*What is needed*
Reproduce every line of the listing as written, apart from the pictures.
----------
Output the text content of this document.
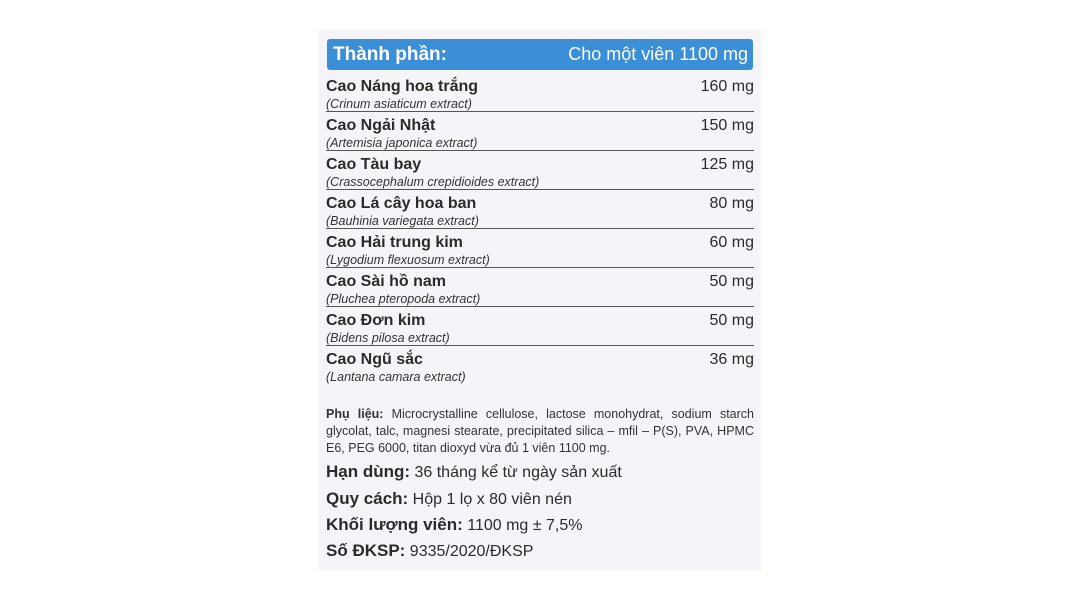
Thành phần:	Cho một viên 1100 mg
Cao Náng hoa trắng
(Crinum asiaticum extract)
160 mg
Cao Ngải Nhật
(Artemisia japonica extract)
150 mg
Cao Tàu bay
(Crassocephalum crepidioides extract)
125 mg
Cao Lá cây hoa ban
(Bauhinia variegata extract)
80 mg
Cao Hải trung kim
(Lygodium flexuosum extract)
60 mg
Cao Sài hồ nam
(Pluchea pteropoda extract)
50 mg
Cao Đơn kim
(Bidens pilosa extract)
50 mg
Cao Ngũ sắc
(Lantana camara extract)
36 mg
Phụ liệu: Microcrystalline cellulose, lactose monohydrat, sodium starch glycolat, talc, magnesi stearate, precipitated silica – mfil – P(S), PVA, HPMC E6, PEG 6000, titan dioxyd vừa đủ 1 viên 1100 mg.
Hạn dùng: 36 tháng kể từ ngày sản xuất
Quy cách: Hộp 1 lọ x 80 viên nén
Khối lượng viên: 1100 mg ± 7,5%
Số ĐKSP: 9335/2020/ĐKSP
----------
*Completed task*
Output the text content of this document.
Thành phần:	Cho một viên 1100 mg
Cao Náng hoa trắng
(Crinum asiaticum extract)
160 mg
Cao Ngải Nhật
(Artemisia japonica extract)
150 mg
Cao Tàu bay
(Crassocephalum crepidioides extract)
125 mg
Cao Lá cây hoa ban
(Bauhinia variegata extract)
80 mg
Cao Hải trung kim
(Lygodium flexuosum extract)
60 mg
Cao Sài hồ nam
(Pluchea pteropoda extract)
50 mg
Cao Đơn kim
(Bidens pilosa extract)
50 mg
Cao Ngũ sắc
(Lantana camara extract)
36 mg
Phụ liệu: Microcrystalline cellulose, lactose monohydrat, sodium starch glycolat, talc, magnesi stearate, precipitated silica – mfil – P(S), PVA, HPMC E6, PEG 6000, titan dioxyd vừa đủ 1 viên 1100 mg.
Hạn dùng: 36 tháng kể từ ngày sản xuất
Quy cách: Hộp 1 lọ x 80 viên nén
Khối lượng viên: 1100 mg ± 7,5%
Số ĐKSP: 9335/2020/ĐKSP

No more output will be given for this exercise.